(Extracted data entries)

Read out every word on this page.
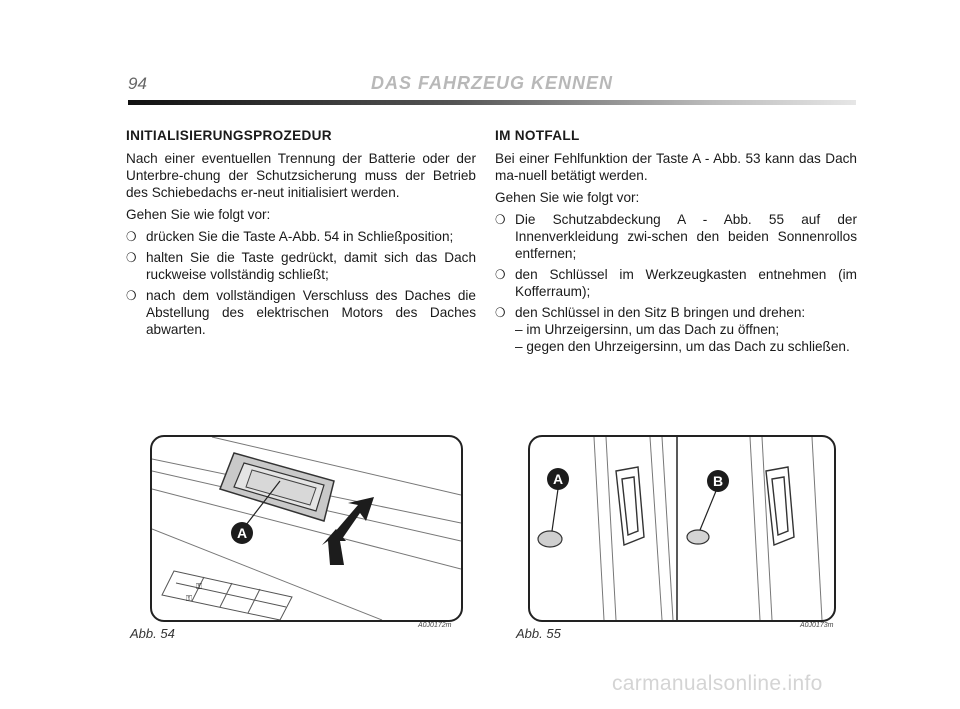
94	DAS FAHRZEUG KENNEN
INITIALISIERUNGSPROZEDUR

Nach einer eventuellen Trennung der Batterie oder der Unterbre-chung der Schutzsicherung muss der Betrieb des Schiebedachs er-neut initialisiert werden.

Gehen Sie wie folgt vor:

❍ drücken Sie die Taste A-Abb. 54 in Schließposition;
❍ halten Sie die Taste gedrückt, damit sich das Dach ruckweise vollständig schließt;
❍ nach dem vollständigen Verschluss des Daches die Abstellung des elektrischen Motors des Daches abwarten.
IM NOTFALL

Bei einer Fehlfunktion der Taste A - Abb. 53 kann das Dach ma-nuell betätigt werden.

Gehen Sie wie folgt vor:

❍ Die Schutzabdeckung A - Abb. 55 auf der Innenverkleidung zwi-schen den beiden Sonnenrollos entfernen;
❍ den Schlüssel im Werkzeugkasten entnehmen (im Kofferraum);
❍ den Schlüssel in den Sitz B bringen und drehen:
– im Uhrzeigersinn, um das Dach zu öffnen;
– gegen den Uhrzeigersinn, um das Dach zu schließen.
⚿
⚿
A
A	B
Abb. 54
A0J0172m
Abb. 55
A0J0173m
carmanualsonline.info
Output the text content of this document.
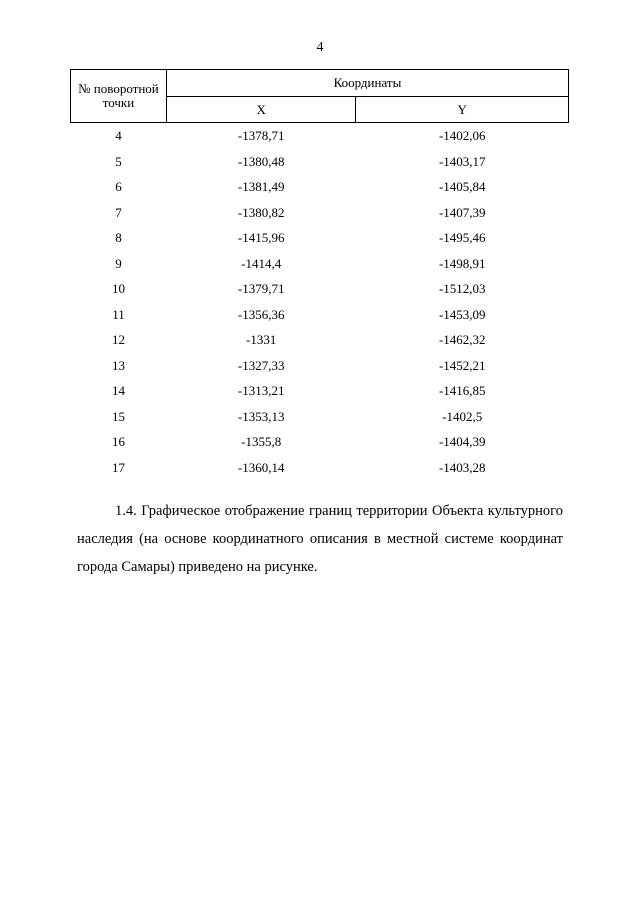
4
№ поворотной точки	Координаты	
	X	Y
4	-1378,71	-1402,06
5	-1380,48	-1403,17
6	-1381,49	-1405,84
7	-1380,82	-1407,39
8	-1415,96	-1495,46
9	-1414,4	-1498,91
10	-1379,71	-1512,03
11	-1356,36	-1453,09
12	-1331	-1462,32
13	-1327,33	-1452,21
14	-1313,21	-1416,85
15	-1353,13	-1402,5
16	-1355,8	-1404,39
17	-1360,14	-1403,28
1.4. Графическое отображение границ территории Объекта культурного наследия (на основе координатного описания в местной системе координат города Самары) приведено на рисунке.
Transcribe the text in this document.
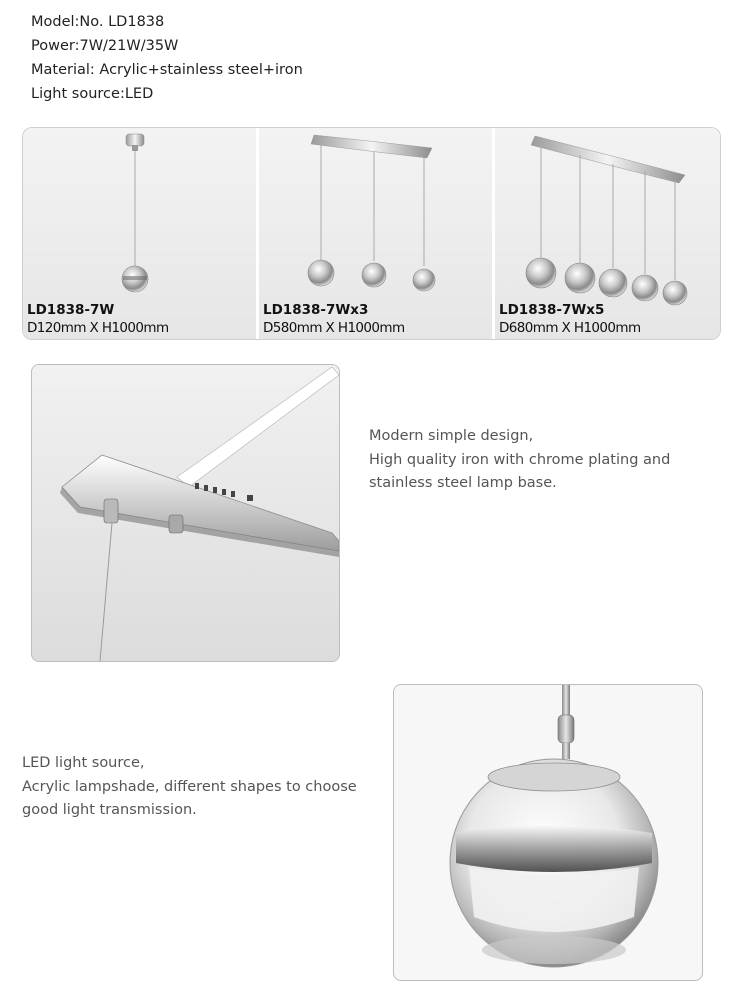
Model:No. LD1838
Power:7W/21W/35W
Material: Acrylic+stainless steel+iron
Light source:LED
LD1838-7W
D120mm X H1000mm
LD1838-7Wx3
D580mm X H1000mm
LD1838-7Wx5
D680mm X H1000mm
Modern simple design,
High quality iron with chrome plating and
stainless steel lamp base.
LED light source,
Acrylic lampshade, different shapes to choose
good light transmission.
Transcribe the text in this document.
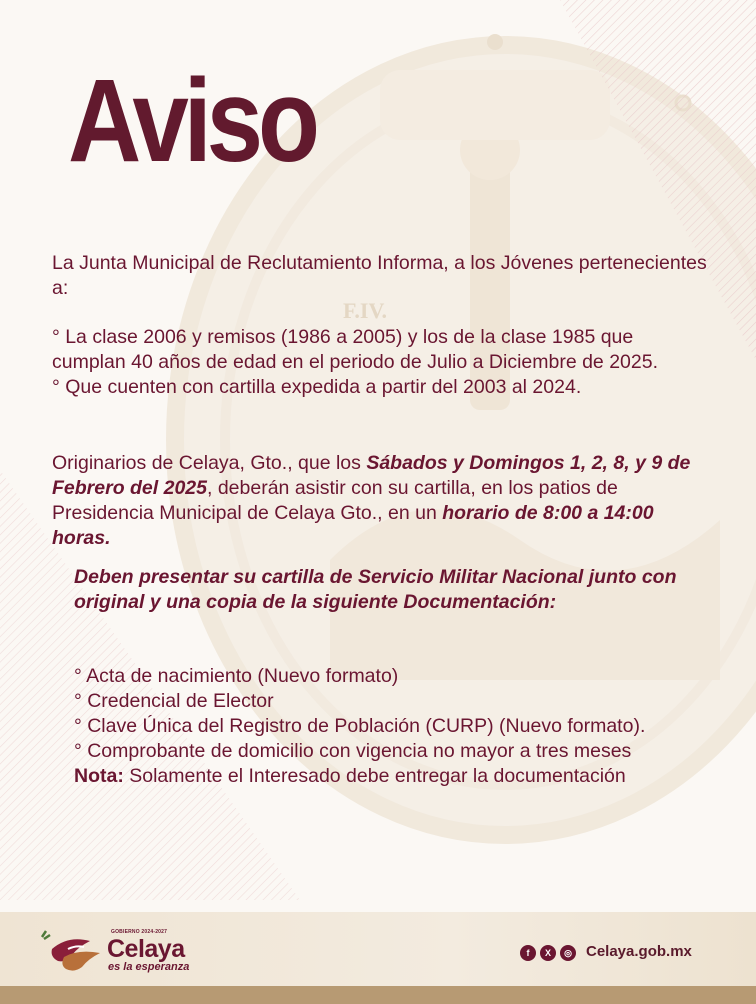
F.IV.
Aviso

La Junta Municipal de Reclutamiento Informa, a los Jóvenes pertenecientes a:

° La clase 2006 y remisos (1986 a 2005) y los de la clase 1985 que cumplan 40 años de edad en el periodo de Julio a Diciembre de 2025.
° Que cuenten con cartilla expedida a partir del 2003 al 2024.

Originarios de Celaya, Gto., que los Sábados y Domingos 1, 2, 8, y 9 de Febrero del 2025, deberán asistir con su cartilla, en los patios de Presidencia Municipal de Celaya Gto., en un horario de 8:00 a 14:00 horas.

Deben presentar su cartilla de Servicio Militar Nacional junto con original y una copia de la siguiente Documentación:

° Acta de nacimiento (Nuevo formato)
° Credencial de Elector
° Clave Única del Registro de Población (CURP) (Nuevo formato).
° Comprobante de domicilio con vigencia no mayor a tres meses
Nota: Solamente el Interesado debe entregar la documentación
GOBIERNO 2024-2027
Celaya
es la esperanza
f	X	◎ Celaya.gob.mx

- **Set task**: Output all of the data exactly as it stands, minus any images.

- **Right answer**:
Read out every word on this page.
94	DAS FAHRZEUG KENNEN
INITIALISIERUNGSPROZEDUR

Nach einer eventuellen Trennung der Batterie oder der Unterbre-chung der Schutzsicherung muss der Betrieb des Schiebedachs er-neut initialisiert werden.

Gehen Sie wie folgt vor:

❍ drücken Sie die Taste A-Abb. 54 in Schließposition;
❍ halten Sie die Taste gedrückt, damit sich das Dach ruckweise vollständig schließt;
❍ nach dem vollständigen Verschluss des Daches die Abstellung des elektrischen Motors des Daches abwarten.
IM NOTFALL

Bei einer Fehlfunktion der Taste A - Abb. 53 kann das Dach ma-nuell betätigt werden.

Gehen Sie wie folgt vor:

❍ Die Schutzabdeckung A - Abb. 55 auf der Innenverkleidung zwi-schen den beiden Sonnenrollos entfernen;
❍ den Schlüssel im Werkzeugkasten entnehmen (im Kofferraum);
❍ den Schlüssel in den Sitz B bringen und drehen:
– im Uhrzeigersinn, um das Dach zu öffnen;
– gegen den Uhrzeigersinn, um das Dach zu schließen.
⚿
⚿
A
A	B
Abb. 54
A0J0172m
Abb. 55
A0J0173m
carmanualsonline.info
Output the text content of this document.
4
№ поворотной точки	Координаты	
	X	Y
4	-1378,71	-1402,06
5	-1380,48	-1403,17
6	-1381,49	-1405,84
7	-1380,82	-1407,39
8	-1415,96	-1495,46
9	-1414,4	-1498,91
10	-1379,71	-1512,03
11	-1356,36	-1453,09
12	-1331	-1462,32
13	-1327,33	-1452,21
14	-1313,21	-1416,85
15	-1353,13	-1402,5
16	-1355,8	-1404,39
17	-1360,14	-1403,28
1.4. Графическое отображение границ территории Объекта культурного наследия (на основе координатного описания в местной системе координат города Самары) приведено на рисунке.
Transcribe the text in this document.
Model:No. LD1838
Power:7W/21W/35W
Material: Acrylic+stainless steel+iron
Light source:LED
LD1838-7W
D120mm X H1000mm
LD1838-7Wx3
D580mm X H1000mm
LD1838-7Wx5
D680mm X H1000mm
Modern simple design,
High quality iron with chrome plating and
stainless steel lamp base.
LED light source,
Acrylic lampshade, different shapes to choose
good light transmission.
Transcribe the text in this document.
F.IV.
Aviso

La Junta Municipal de Reclutamiento Informa, a los Jóvenes pertenecientes a:

° La clase 2006 y remisos (1986 a 2005) y los de la clase 1985 que cumplan 40 años de edad en el periodo de Julio a Diciembre de 2025.
° Que cuenten con cartilla expedida a partir del 2003 al 2024.

Originarios de Celaya, Gto., que los Sábados y Domingos 1, 2, 8, y 9 de Febrero del 2025, deberán asistir con su cartilla, en los patios de Presidencia Municipal de Celaya Gto., en un horario de 8:00 a 14:00 horas.

Deben presentar su cartilla de Servicio Militar Nacional junto con original y una copia de la siguiente Documentación:

° Acta de nacimiento (Nuevo formato)
° Credencial de Elector
° Clave Única del Registro de Población (CURP) (Nuevo formato).
° Comprobante de domicilio con vigencia no mayor a tres meses
Nota: Solamente el Interesado debe entregar la documentación
GOBIERNO 2024-2027
Celaya
es la esperanza
f	X	◎ Celaya.gob.mx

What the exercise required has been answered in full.